Task to carry out >>
Locate the lines that hold the string "ribu". Copy every such line.

Items from a data source:

-=-=-

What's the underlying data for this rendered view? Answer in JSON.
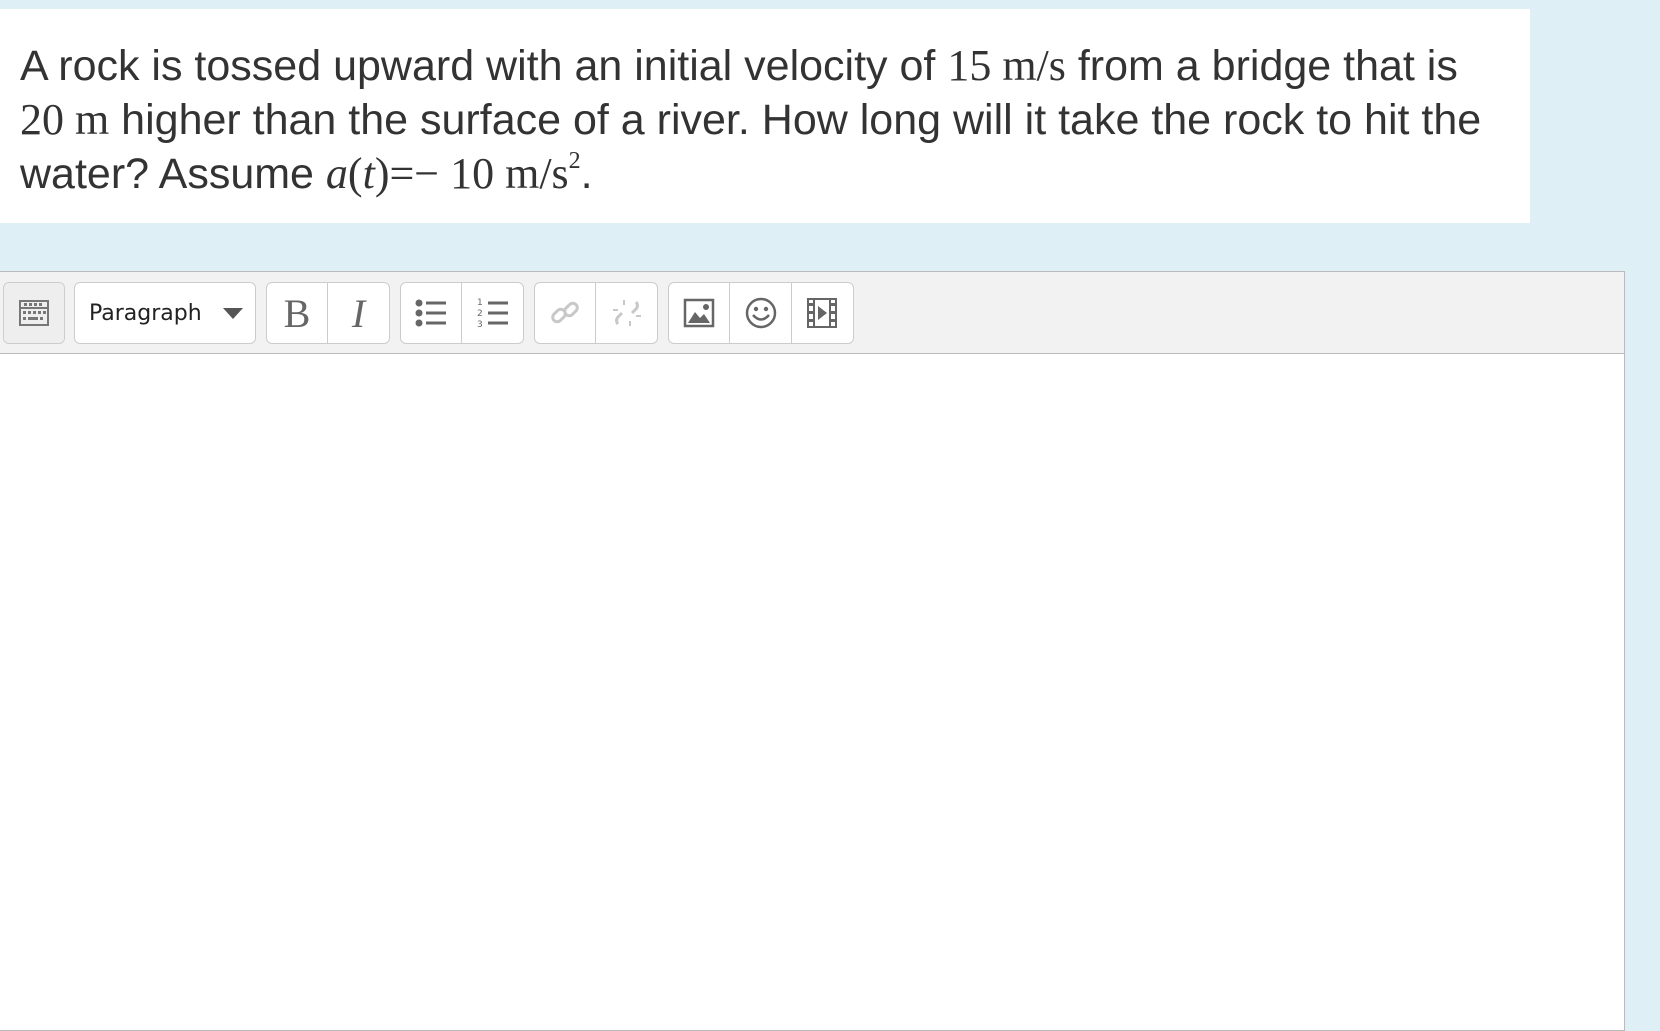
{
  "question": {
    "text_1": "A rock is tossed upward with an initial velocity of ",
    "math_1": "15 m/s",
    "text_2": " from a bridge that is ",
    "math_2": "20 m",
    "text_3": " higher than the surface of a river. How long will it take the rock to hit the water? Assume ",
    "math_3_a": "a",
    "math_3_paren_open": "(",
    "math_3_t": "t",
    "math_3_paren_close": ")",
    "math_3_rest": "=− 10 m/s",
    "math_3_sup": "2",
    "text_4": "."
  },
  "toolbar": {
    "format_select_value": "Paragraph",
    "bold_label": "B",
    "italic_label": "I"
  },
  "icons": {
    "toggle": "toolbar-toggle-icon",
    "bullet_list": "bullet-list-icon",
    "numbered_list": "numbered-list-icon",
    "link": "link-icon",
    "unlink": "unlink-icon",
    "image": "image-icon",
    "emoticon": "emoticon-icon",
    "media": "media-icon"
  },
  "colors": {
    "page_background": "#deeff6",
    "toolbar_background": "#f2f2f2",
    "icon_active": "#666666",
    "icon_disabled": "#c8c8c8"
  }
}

-=-=-

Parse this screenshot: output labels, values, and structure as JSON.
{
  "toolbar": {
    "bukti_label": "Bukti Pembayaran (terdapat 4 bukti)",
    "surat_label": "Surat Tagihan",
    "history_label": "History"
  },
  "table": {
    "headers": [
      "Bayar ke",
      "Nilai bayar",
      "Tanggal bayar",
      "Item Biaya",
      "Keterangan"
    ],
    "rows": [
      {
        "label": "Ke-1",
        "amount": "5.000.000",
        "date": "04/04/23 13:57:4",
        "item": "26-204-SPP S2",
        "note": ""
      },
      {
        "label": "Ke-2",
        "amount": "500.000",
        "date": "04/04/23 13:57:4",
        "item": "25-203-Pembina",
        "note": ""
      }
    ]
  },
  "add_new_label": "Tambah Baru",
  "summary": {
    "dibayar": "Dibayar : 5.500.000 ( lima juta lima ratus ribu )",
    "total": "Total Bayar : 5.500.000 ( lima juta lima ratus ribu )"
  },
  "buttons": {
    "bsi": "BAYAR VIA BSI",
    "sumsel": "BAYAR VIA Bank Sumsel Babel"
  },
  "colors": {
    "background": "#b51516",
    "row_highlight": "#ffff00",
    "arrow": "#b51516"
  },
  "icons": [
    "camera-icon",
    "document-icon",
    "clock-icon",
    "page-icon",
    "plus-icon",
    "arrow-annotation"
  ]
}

-=-=-

Worked answer >>
    "dibayar": "Dibayar : 5.500.000 ( lima juta lima ratus ribu )",
    "total": "Total Bayar : 5.500.000 ( lima juta lima ratus ribu )"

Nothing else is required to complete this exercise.